* Requirement: Answer with one number: how many lines have "icon".

* Data entries:
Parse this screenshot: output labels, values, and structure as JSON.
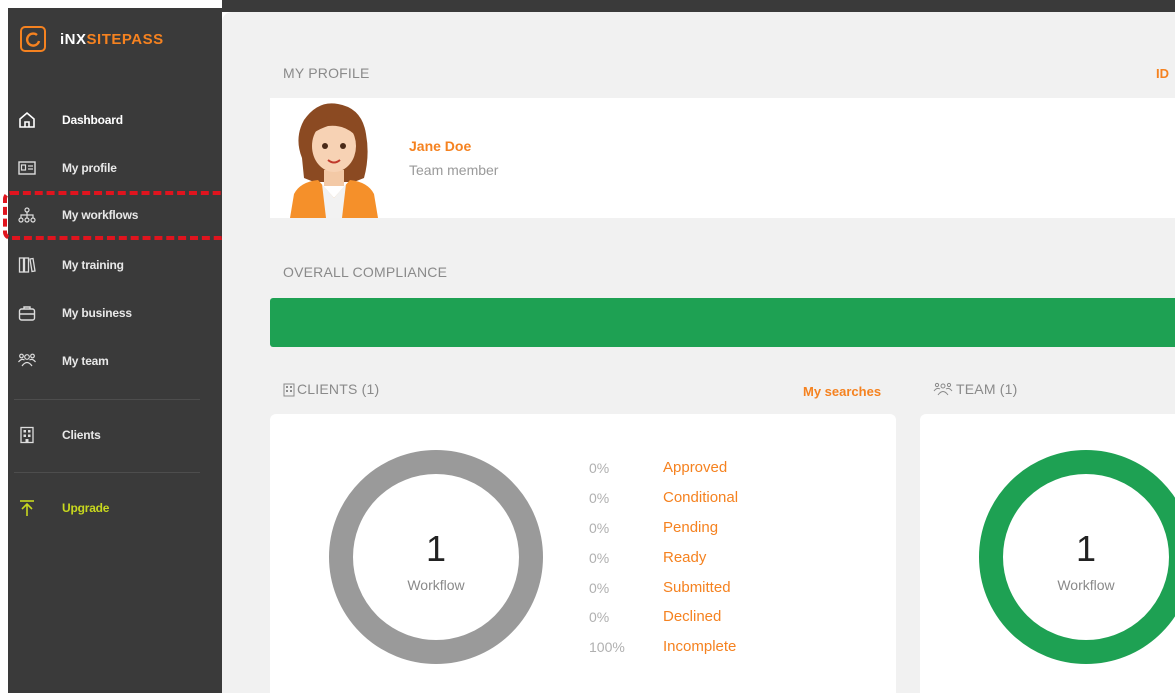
{
  "brand": {
    "inx": "iNX",
    "site": "SITEPASS",
    "accent": "#f58220"
  },
  "sidebar": {
    "items": [
      {
        "label": "Dashboard",
        "icon": "home-icon"
      },
      {
        "label": "My profile",
        "icon": "id-card-icon"
      },
      {
        "label": "My workflows",
        "icon": "workflow-icon"
      },
      {
        "label": "My training",
        "icon": "books-icon"
      },
      {
        "label": "My business",
        "icon": "briefcase-icon"
      },
      {
        "label": "My team",
        "icon": "team-icon"
      },
      {
        "label": "Clients",
        "icon": "building-icon"
      },
      {
        "label": "Upgrade",
        "icon": "upgrade-arrow-icon"
      }
    ]
  },
  "profile": {
    "section_title": "MY PROFILE",
    "id_link": "ID",
    "name": "Jane Doe",
    "role": "Team member"
  },
  "compliance": {
    "section_title": "OVERALL COMPLIANCE",
    "bar_color": "#1ea153"
  },
  "clients": {
    "section_title": "CLIENTS (1)",
    "my_searches": "My searches",
    "count": "1",
    "count_label": "Workflow",
    "stats": [
      {
        "pct": "0%",
        "label": "Approved"
      },
      {
        "pct": "0%",
        "label": "Conditional"
      },
      {
        "pct": "0%",
        "label": "Pending"
      },
      {
        "pct": "0%",
        "label": "Ready"
      },
      {
        "pct": "0%",
        "label": "Submitted"
      },
      {
        "pct": "0%",
        "label": "Declined"
      },
      {
        "pct": "100%",
        "label": "Incomplete"
      }
    ]
  },
  "team": {
    "section_title": "TEAM (1)",
    "count": "1",
    "count_label": "Workflow"
  }
}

* Exercise solution: 8